### WHAT THIS TASK INVOLVES
Within the material below, find each line bearing the word "природных" and present it.
________
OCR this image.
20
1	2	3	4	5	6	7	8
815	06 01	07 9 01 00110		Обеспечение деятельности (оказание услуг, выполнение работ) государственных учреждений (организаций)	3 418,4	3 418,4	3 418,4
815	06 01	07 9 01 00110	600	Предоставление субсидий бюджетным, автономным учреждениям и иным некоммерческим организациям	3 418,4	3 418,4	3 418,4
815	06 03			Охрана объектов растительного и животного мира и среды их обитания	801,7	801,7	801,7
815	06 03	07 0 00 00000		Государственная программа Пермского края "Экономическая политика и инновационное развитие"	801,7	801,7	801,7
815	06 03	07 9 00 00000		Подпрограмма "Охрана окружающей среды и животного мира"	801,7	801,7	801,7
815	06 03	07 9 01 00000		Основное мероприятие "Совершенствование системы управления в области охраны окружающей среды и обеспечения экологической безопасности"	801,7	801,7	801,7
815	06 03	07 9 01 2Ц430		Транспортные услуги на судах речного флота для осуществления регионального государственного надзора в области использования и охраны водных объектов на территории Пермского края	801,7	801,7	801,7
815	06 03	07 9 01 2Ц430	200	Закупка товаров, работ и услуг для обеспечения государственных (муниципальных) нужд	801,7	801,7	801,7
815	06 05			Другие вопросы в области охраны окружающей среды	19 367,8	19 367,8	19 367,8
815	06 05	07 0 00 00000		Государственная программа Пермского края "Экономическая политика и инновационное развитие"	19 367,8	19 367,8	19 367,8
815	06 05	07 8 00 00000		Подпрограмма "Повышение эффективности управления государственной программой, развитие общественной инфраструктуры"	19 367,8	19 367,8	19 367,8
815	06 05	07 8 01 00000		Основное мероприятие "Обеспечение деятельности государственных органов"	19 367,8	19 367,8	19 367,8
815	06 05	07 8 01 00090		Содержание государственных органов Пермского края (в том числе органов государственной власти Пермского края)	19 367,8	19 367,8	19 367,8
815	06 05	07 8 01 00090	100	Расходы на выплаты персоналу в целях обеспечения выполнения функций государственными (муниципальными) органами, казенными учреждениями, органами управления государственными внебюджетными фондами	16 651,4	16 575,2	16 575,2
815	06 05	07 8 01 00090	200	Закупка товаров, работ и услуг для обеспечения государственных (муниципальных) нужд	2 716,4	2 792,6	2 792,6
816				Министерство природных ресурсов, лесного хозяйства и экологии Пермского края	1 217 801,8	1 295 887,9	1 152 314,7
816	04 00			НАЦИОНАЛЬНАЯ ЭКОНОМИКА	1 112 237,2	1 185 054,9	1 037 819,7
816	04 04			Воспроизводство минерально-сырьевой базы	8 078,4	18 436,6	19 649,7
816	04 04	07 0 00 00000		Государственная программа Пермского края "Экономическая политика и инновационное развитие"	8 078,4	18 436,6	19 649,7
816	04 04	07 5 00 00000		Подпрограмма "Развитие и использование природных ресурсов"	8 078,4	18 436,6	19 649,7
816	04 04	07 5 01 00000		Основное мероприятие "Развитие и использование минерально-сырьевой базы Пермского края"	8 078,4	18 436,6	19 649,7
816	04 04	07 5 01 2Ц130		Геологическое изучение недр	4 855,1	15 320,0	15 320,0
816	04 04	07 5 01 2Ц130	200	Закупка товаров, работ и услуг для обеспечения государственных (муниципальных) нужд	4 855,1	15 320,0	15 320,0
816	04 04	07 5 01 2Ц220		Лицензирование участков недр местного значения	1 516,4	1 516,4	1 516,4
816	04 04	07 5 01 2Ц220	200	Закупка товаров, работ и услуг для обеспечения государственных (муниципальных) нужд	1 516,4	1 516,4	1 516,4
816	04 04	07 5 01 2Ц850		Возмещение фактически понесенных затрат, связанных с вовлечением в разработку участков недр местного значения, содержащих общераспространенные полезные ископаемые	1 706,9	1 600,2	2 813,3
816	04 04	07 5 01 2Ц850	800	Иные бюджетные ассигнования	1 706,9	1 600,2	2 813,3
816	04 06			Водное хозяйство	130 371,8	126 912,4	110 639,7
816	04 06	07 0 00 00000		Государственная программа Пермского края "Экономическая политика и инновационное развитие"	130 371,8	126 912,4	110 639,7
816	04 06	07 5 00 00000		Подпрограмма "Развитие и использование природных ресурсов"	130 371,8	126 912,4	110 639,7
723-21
________
### OUTPUT FOR THIS EXERCISE
816				Министерство природных ресурсов, лесного хозяйства и экологии Пермского края	1 217 801,8	1 295 887,9	1 152 314,7
816	04 04	07 5 00 00000		Подпрограмма "Развитие и использование природных ресурсов"	8 078,4	18 436,6	19 649,7
816	04 06	07 5 00 00000		Подпрограмма "Развитие и использование природных ресурсов"	130 371,8	126 912,4	110 639,7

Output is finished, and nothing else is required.